● **PROBLEM STATEMENT**:
From the entries below, count every line that contains the word "Swell". Please give the number and nothing else.

════════

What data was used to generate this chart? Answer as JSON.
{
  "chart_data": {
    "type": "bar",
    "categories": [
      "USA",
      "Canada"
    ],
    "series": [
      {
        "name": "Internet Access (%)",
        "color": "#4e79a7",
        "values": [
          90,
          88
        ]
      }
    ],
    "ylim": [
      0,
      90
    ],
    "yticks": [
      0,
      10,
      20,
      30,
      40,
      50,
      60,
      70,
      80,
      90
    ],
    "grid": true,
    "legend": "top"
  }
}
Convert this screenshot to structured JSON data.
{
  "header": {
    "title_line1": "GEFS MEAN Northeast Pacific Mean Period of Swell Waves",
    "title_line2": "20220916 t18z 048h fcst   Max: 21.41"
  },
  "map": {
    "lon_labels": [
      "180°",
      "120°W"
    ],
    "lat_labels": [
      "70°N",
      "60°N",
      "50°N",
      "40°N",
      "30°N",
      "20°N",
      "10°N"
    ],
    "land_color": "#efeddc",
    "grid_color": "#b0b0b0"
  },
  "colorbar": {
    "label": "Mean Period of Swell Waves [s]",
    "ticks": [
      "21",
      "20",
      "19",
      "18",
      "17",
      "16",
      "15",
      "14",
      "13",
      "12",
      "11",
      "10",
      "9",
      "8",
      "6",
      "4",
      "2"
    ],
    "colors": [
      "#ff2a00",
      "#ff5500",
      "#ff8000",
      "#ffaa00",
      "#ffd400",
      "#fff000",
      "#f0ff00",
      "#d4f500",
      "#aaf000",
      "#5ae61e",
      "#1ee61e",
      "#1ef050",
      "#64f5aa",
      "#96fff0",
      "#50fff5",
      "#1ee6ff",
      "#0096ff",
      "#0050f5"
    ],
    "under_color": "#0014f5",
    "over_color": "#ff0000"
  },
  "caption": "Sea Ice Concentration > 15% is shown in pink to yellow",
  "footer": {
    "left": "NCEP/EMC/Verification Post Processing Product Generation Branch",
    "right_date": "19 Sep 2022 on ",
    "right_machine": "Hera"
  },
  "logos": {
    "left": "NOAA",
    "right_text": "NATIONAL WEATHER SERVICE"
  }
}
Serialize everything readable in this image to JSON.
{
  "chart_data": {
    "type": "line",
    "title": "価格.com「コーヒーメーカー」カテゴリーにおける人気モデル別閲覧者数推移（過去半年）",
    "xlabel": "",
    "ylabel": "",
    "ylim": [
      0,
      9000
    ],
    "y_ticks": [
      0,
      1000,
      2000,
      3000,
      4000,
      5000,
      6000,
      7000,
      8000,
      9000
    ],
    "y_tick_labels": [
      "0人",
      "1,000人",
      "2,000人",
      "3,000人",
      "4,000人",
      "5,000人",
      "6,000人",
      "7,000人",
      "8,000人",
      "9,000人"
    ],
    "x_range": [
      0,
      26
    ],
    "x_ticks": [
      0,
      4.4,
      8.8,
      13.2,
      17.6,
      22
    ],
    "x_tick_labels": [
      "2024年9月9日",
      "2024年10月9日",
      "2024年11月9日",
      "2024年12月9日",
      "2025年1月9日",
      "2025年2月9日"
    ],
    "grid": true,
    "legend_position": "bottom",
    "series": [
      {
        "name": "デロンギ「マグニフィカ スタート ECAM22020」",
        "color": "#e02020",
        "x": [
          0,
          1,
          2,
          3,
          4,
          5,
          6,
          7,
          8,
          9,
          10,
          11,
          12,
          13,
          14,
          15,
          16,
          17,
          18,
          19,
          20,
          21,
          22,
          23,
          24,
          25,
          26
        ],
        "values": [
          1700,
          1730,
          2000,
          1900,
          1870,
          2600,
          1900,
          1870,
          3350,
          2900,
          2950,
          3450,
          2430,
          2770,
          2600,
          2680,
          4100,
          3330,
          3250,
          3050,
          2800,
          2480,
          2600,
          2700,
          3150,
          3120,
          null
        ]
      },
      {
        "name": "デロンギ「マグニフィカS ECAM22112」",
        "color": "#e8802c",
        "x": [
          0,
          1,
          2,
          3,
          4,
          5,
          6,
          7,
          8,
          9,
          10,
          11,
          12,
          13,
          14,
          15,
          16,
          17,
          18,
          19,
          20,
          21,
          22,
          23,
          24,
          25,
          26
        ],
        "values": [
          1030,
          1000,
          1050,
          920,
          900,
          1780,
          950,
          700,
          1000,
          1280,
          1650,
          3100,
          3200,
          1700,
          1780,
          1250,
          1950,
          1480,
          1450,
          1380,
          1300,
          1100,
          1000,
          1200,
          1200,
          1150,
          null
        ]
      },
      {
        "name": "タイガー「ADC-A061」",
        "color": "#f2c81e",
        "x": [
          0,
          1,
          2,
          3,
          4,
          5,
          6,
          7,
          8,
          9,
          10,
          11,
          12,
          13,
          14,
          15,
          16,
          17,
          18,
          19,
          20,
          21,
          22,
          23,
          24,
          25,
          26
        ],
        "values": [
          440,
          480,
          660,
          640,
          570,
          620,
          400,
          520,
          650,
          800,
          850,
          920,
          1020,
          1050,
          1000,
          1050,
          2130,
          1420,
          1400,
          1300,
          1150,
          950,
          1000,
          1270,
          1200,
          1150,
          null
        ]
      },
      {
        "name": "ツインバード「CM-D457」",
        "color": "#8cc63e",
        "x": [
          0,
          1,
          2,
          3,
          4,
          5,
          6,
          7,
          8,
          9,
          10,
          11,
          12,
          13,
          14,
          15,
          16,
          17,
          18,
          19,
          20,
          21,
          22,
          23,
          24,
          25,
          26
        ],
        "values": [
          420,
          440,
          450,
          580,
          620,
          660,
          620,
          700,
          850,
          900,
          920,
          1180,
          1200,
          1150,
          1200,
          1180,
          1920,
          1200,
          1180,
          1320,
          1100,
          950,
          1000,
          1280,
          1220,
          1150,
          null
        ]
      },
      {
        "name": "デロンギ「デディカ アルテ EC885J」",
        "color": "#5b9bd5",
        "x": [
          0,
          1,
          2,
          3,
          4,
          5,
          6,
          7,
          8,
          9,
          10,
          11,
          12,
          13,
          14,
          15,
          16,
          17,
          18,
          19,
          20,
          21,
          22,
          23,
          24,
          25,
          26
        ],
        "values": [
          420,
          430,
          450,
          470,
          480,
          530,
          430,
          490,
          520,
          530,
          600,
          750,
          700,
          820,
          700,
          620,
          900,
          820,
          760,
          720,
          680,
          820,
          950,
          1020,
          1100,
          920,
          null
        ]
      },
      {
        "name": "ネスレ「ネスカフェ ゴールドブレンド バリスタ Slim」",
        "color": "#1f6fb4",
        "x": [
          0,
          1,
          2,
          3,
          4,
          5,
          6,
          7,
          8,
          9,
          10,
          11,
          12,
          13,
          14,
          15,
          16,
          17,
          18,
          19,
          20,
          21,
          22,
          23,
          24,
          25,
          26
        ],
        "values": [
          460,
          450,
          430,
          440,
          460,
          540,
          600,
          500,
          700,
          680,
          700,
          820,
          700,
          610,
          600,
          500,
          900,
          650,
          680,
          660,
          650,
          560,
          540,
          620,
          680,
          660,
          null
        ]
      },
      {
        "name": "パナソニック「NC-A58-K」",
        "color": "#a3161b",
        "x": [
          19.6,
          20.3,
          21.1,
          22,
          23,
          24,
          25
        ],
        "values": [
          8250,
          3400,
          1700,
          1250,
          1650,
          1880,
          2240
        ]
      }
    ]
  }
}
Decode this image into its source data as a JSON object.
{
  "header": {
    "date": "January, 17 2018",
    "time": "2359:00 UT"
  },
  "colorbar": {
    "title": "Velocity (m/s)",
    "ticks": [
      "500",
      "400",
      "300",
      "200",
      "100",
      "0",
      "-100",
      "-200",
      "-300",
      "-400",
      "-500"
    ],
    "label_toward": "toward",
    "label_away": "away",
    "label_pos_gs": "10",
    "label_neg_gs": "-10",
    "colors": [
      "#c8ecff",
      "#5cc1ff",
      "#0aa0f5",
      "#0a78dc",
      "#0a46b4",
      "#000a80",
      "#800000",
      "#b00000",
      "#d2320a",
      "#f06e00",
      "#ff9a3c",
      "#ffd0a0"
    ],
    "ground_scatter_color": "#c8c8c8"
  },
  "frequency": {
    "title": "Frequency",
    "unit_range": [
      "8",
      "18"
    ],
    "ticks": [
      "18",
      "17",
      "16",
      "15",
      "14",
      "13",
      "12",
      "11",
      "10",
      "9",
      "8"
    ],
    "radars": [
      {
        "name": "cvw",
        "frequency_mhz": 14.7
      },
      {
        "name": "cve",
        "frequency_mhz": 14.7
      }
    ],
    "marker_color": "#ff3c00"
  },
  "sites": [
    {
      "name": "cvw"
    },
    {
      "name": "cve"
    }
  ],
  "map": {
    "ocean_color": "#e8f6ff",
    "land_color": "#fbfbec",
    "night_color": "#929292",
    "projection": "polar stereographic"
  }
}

════════

● **WORKED SOLUTION**:
2